GOAL OF THE EXERCISE: Extract every line from the items below and reproduce each one word for word, with nothing changed.

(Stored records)
>>

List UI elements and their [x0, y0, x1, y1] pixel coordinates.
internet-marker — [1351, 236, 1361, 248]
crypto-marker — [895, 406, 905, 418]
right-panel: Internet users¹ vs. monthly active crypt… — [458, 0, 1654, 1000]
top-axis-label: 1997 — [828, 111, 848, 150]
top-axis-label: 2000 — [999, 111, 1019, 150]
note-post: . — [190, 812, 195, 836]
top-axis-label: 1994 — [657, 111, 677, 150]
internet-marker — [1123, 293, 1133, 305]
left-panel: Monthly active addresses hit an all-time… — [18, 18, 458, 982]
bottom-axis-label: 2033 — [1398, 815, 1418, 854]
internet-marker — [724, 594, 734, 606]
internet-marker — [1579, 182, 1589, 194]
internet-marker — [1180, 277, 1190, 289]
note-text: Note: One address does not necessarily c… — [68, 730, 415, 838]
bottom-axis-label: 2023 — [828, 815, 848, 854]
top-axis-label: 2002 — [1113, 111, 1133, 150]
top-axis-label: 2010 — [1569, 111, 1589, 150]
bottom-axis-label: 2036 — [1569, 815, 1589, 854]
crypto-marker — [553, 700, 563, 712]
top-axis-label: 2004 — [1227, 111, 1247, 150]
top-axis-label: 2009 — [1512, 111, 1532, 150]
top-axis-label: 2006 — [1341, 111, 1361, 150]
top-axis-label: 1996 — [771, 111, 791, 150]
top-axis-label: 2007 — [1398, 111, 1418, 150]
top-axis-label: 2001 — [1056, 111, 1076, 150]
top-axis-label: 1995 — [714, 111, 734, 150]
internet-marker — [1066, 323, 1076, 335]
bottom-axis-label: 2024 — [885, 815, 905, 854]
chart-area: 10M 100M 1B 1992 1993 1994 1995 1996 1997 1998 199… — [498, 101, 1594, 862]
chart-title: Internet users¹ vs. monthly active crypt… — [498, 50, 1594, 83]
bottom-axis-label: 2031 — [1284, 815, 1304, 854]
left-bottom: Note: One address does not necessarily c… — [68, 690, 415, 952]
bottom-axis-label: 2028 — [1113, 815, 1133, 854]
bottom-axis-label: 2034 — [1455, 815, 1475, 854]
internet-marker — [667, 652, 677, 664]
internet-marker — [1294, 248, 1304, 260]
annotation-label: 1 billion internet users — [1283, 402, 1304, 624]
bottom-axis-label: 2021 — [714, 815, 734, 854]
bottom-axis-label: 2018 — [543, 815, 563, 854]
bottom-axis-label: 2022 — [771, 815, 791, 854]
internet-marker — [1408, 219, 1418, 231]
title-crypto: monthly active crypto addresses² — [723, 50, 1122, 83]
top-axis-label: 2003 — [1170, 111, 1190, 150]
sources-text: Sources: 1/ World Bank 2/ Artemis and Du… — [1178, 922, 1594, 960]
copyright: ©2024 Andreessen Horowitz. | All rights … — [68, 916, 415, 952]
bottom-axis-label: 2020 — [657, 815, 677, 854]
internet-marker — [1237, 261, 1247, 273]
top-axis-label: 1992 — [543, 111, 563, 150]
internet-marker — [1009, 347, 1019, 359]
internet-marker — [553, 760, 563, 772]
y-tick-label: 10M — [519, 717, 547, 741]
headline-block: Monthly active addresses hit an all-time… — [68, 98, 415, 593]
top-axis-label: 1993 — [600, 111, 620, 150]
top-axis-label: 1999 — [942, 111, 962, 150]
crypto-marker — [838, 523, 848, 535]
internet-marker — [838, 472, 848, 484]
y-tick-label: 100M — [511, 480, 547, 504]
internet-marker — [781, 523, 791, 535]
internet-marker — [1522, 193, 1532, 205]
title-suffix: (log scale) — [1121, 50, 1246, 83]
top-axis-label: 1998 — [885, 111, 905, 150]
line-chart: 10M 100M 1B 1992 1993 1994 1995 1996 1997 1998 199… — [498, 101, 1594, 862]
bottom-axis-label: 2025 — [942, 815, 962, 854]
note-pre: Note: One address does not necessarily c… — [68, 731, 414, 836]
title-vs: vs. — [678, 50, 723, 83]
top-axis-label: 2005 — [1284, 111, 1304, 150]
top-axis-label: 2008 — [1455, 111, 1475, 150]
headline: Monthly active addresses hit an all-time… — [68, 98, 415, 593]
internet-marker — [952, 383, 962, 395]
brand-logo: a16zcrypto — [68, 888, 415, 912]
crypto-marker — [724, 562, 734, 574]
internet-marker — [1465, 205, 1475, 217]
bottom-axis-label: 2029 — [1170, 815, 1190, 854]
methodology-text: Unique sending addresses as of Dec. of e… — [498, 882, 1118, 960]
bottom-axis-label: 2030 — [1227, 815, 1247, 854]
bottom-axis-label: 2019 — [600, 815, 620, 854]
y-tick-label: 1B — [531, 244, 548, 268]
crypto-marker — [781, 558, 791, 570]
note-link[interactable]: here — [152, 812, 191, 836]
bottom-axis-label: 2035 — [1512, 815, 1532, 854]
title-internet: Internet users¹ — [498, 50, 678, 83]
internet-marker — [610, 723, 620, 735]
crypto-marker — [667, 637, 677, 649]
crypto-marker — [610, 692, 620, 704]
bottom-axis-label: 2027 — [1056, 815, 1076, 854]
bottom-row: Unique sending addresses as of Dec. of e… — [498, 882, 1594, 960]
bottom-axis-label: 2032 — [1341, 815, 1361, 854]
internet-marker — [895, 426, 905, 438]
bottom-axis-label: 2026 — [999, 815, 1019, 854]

<<

COMPLETE OUTPUT:
List UI elements and their [x0, y0, x1, y1] pixel coordinates.
internet-marker — [1351, 236, 1361, 248]
crypto-marker — [895, 406, 905, 418]
right-panel: Internet users¹ vs. monthly active crypt… — [458, 0, 1654, 1000]
top-axis-label: 1997 — [828, 111, 848, 150]
top-axis-label: 2000 — [999, 111, 1019, 150]
note-post: . — [190, 812, 195, 836]
top-axis-label: 1994 — [657, 111, 677, 150]
internet-marker — [1123, 293, 1133, 305]
left-panel: Monthly active addresses hit an all-time… — [18, 18, 458, 982]
bottom-axis-label: 2033 — [1398, 815, 1418, 854]
internet-marker — [724, 594, 734, 606]
internet-marker — [1579, 182, 1589, 194]
internet-marker — [1180, 277, 1190, 289]
note-text: Note: One address does not necessarily c… — [68, 730, 415, 838]
bottom-axis-label: 2023 — [828, 815, 848, 854]
top-axis-label: 2002 — [1113, 111, 1133, 150]
top-axis-label: 2010 — [1569, 111, 1589, 150]
bottom-axis-label: 2036 — [1569, 815, 1589, 854]
crypto-marker — [553, 700, 563, 712]
top-axis-label: 2004 — [1227, 111, 1247, 150]
top-axis-label: 2009 — [1512, 111, 1532, 150]
top-axis-label: 2006 — [1341, 111, 1361, 150]
top-axis-label: 1996 — [771, 111, 791, 150]
top-axis-label: 2007 — [1398, 111, 1418, 150]
top-axis-label: 2001 — [1056, 111, 1076, 150]
top-axis-label: 1995 — [714, 111, 734, 150]
internet-marker — [1066, 323, 1076, 335]
bottom-axis-label: 2024 — [885, 815, 905, 854]
chart-area: 10M 100M 1B 1992 1993 1994 1995 1996 1997 1998 199… — [498, 101, 1594, 862]
chart-title: Internet users¹ vs. monthly active crypt… — [498, 50, 1594, 83]
bottom-axis-label: 2031 — [1284, 815, 1304, 854]
left-bottom: Note: One address does not necessarily c… — [68, 690, 415, 952]
bottom-axis-label: 2028 — [1113, 815, 1133, 854]
bottom-axis-label: 2034 — [1455, 815, 1475, 854]
internet-marker — [667, 652, 677, 664]
internet-marker — [1294, 248, 1304, 260]
annotation-label: 1 billion internet users — [1283, 402, 1304, 624]
bottom-axis-label: 2021 — [714, 815, 734, 854]
bottom-axis-label: 2018 — [543, 815, 563, 854]
bottom-axis-label: 2022 — [771, 815, 791, 854]
internet-marker — [1408, 219, 1418, 231]
title-crypto: monthly active crypto addresses² — [723, 50, 1122, 83]
top-axis-label: 2003 — [1170, 111, 1190, 150]
sources-text: Sources: 1/ World Bank 2/ Artemis and Du… — [1178, 922, 1594, 960]
copyright: ©2024 Andreessen Horowitz. | All rights … — [68, 916, 415, 952]
bottom-axis-label: 2020 — [657, 815, 677, 854]
internet-marker — [1237, 261, 1247, 273]
top-axis-label: 1992 — [543, 111, 563, 150]
internet-marker — [1009, 347, 1019, 359]
internet-marker — [553, 760, 563, 772]
y-tick-label: 10M — [519, 717, 547, 741]
headline-block: Monthly active addresses hit an all-time… — [68, 98, 415, 593]
top-axis-label: 1993 — [600, 111, 620, 150]
top-axis-label: 1999 — [942, 111, 962, 150]
crypto-marker — [838, 523, 848, 535]
internet-marker — [838, 472, 848, 484]
y-tick-label: 100M — [511, 480, 547, 504]
internet-marker — [781, 523, 791, 535]
internet-marker — [1522, 193, 1532, 205]
title-suffix: (log scale) — [1121, 50, 1246, 83]
top-axis-label: 1998 — [885, 111, 905, 150]
line-chart: 10M 100M 1B 1992 1993 1994 1995 1996 1997 1998 199… — [498, 101, 1594, 862]
bottom-axis-label: 2025 — [942, 815, 962, 854]
note-pre: Note: One address does not necessarily c… — [68, 731, 414, 836]
title-vs: vs. — [678, 50, 723, 83]
top-axis-label: 2005 — [1284, 111, 1304, 150]
top-axis-label: 2008 — [1455, 111, 1475, 150]
headline: Monthly active addresses hit an all-time… — [68, 98, 415, 593]
internet-marker — [952, 383, 962, 395]
brand-logo: a16zcrypto — [68, 888, 415, 912]
crypto-marker — [724, 562, 734, 574]
internet-marker — [1465, 205, 1475, 217]
bottom-axis-label: 2029 — [1170, 815, 1190, 854]
methodology-text: Unique sending addresses as of Dec. of e… — [498, 882, 1118, 960]
bottom-axis-label: 2030 — [1227, 815, 1247, 854]
bottom-axis-label: 2019 — [600, 815, 620, 854]
y-tick-label: 1B — [531, 244, 548, 268]
crypto-marker — [781, 558, 791, 570]
note-link[interactable]: here — [152, 812, 191, 836]
bottom-axis-label: 2035 — [1512, 815, 1532, 854]
title-internet: Internet users¹ — [498, 50, 678, 83]
internet-marker — [610, 723, 620, 735]
crypto-marker — [667, 637, 677, 649]
crypto-marker — [610, 692, 620, 704]
bottom-axis-label: 2027 — [1056, 815, 1076, 854]
bottom-row: Unique sending addresses as of Dec. of e… — [498, 882, 1594, 960]
bottom-axis-label: 2032 — [1341, 815, 1361, 854]
internet-marker — [895, 426, 905, 438]
bottom-axis-label: 2026 — [999, 815, 1019, 854]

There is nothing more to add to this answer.